Task directions. Copy every line of the data below exactly as it appears, without changing anything.

>> begin Supplied information

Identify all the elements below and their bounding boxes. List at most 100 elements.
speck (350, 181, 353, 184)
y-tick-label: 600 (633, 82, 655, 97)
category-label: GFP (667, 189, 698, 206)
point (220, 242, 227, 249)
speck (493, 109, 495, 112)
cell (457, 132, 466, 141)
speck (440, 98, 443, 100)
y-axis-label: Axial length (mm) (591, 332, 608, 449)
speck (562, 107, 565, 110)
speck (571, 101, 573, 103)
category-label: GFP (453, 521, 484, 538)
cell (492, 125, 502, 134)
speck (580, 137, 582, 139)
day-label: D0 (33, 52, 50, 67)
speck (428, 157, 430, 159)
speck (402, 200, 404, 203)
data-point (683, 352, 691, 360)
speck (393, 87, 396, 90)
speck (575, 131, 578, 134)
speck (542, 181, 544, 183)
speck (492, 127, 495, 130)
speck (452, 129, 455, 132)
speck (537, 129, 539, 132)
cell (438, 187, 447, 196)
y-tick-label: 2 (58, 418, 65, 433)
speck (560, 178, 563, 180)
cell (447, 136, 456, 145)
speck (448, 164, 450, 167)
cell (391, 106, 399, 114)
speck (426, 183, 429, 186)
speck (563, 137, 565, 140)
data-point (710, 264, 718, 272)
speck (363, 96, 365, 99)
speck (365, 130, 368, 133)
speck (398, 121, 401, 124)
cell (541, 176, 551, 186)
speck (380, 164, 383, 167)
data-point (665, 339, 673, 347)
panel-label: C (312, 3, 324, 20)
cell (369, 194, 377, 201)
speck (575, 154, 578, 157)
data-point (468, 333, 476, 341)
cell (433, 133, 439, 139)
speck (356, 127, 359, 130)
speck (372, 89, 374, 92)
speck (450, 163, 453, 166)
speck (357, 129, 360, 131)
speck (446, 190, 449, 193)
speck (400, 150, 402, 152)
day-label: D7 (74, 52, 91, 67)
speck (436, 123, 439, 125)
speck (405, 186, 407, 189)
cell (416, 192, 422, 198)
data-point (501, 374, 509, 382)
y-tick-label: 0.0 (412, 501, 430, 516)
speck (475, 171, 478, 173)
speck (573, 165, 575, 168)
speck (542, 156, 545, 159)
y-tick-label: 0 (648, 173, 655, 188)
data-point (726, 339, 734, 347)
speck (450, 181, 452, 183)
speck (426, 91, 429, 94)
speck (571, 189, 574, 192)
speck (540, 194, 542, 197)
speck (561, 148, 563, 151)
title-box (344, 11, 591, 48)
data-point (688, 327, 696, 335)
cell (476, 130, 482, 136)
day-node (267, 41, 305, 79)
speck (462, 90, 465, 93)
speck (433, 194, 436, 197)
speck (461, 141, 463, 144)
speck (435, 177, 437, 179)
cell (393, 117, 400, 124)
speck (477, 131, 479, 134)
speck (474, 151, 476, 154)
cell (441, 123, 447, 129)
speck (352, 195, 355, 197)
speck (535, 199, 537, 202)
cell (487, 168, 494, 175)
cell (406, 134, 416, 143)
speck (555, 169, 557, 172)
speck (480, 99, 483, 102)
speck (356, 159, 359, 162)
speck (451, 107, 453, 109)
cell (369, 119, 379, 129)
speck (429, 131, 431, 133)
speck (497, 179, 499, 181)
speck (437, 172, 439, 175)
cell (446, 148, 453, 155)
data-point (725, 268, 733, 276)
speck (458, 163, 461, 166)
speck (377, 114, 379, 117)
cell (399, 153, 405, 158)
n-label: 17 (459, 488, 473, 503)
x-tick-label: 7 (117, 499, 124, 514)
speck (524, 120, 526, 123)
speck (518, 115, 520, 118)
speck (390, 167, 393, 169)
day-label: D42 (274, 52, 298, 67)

>> end Supplied information

Result of this task.
Identify all the elements below and their bounding boxes. List at most 100 elements.
speck (350, 181, 353, 184)
y-tick-label: 600 (633, 82, 655, 97)
category-label: GFP (667, 189, 698, 206)
point (220, 242, 227, 249)
speck (493, 109, 495, 112)
cell (457, 132, 466, 141)
speck (440, 98, 443, 100)
y-axis-label: Axial length (mm) (591, 332, 608, 449)
speck (562, 107, 565, 110)
speck (571, 101, 573, 103)
category-label: GFP (453, 521, 484, 538)
cell (492, 125, 502, 134)
speck (580, 137, 582, 139)
day-label: D0 (33, 52, 50, 67)
speck (428, 157, 430, 159)
speck (402, 200, 404, 203)
data-point (683, 352, 691, 360)
speck (393, 87, 396, 90)
speck (575, 131, 578, 134)
speck (542, 181, 544, 183)
speck (492, 127, 495, 130)
speck (452, 129, 455, 132)
speck (537, 129, 539, 132)
cell (438, 187, 447, 196)
y-tick-label: 2 (58, 418, 65, 433)
speck (560, 178, 563, 180)
cell (447, 136, 456, 145)
speck (448, 164, 450, 167)
cell (391, 106, 399, 114)
speck (426, 183, 429, 186)
speck (563, 137, 565, 140)
data-point (710, 264, 718, 272)
speck (363, 96, 365, 99)
speck (365, 130, 368, 133)
speck (398, 121, 401, 124)
cell (541, 176, 551, 186)
speck (380, 164, 383, 167)
data-point (665, 339, 673, 347)
panel-label: C (312, 3, 324, 20)
cell (369, 194, 377, 201)
speck (575, 154, 578, 157)
data-point (468, 333, 476, 341)
cell (433, 133, 439, 139)
speck (356, 127, 359, 130)
speck (372, 89, 374, 92)
speck (450, 163, 453, 166)
speck (357, 129, 360, 131)
speck (446, 190, 449, 193)
speck (400, 150, 402, 152)
day-label: D7 (74, 52, 91, 67)
speck (436, 123, 439, 125)
speck (405, 186, 407, 189)
cell (416, 192, 422, 198)
data-point (501, 374, 509, 382)
y-tick-label: 0.0 (412, 501, 430, 516)
speck (475, 171, 478, 173)
speck (573, 165, 575, 168)
speck (542, 156, 545, 159)
y-tick-label: 0 (648, 173, 655, 188)
data-point (726, 339, 734, 347)
speck (450, 181, 452, 183)
speck (426, 91, 429, 94)
speck (571, 189, 574, 192)
speck (540, 194, 542, 197)
speck (561, 148, 563, 151)
title-box (344, 11, 591, 48)
data-point (688, 327, 696, 335)
cell (476, 130, 482, 136)
day-node (267, 41, 305, 79)
speck (462, 90, 465, 93)
speck (433, 194, 436, 197)
speck (461, 141, 463, 144)
speck (435, 177, 437, 179)
cell (393, 117, 400, 124)
speck (477, 131, 479, 134)
speck (474, 151, 476, 154)
cell (441, 123, 447, 129)
speck (352, 195, 355, 197)
speck (535, 199, 537, 202)
cell (487, 168, 494, 175)
cell (406, 134, 416, 143)
speck (555, 169, 557, 172)
speck (480, 99, 483, 102)
speck (356, 159, 359, 162)
speck (451, 107, 453, 109)
cell (369, 119, 379, 129)
speck (429, 131, 431, 133)
speck (497, 179, 499, 181)
speck (437, 172, 439, 175)
cell (446, 148, 453, 155)
data-point (725, 268, 733, 276)
speck (458, 163, 461, 166)
speck (377, 114, 379, 117)
cell (399, 153, 405, 158)
n-label: 17 (459, 488, 473, 503)
x-tick-label: 7 (117, 499, 124, 514)
speck (524, 120, 526, 123)
speck (518, 115, 520, 118)
speck (390, 167, 393, 169)
day-label: D42 (274, 52, 298, 67)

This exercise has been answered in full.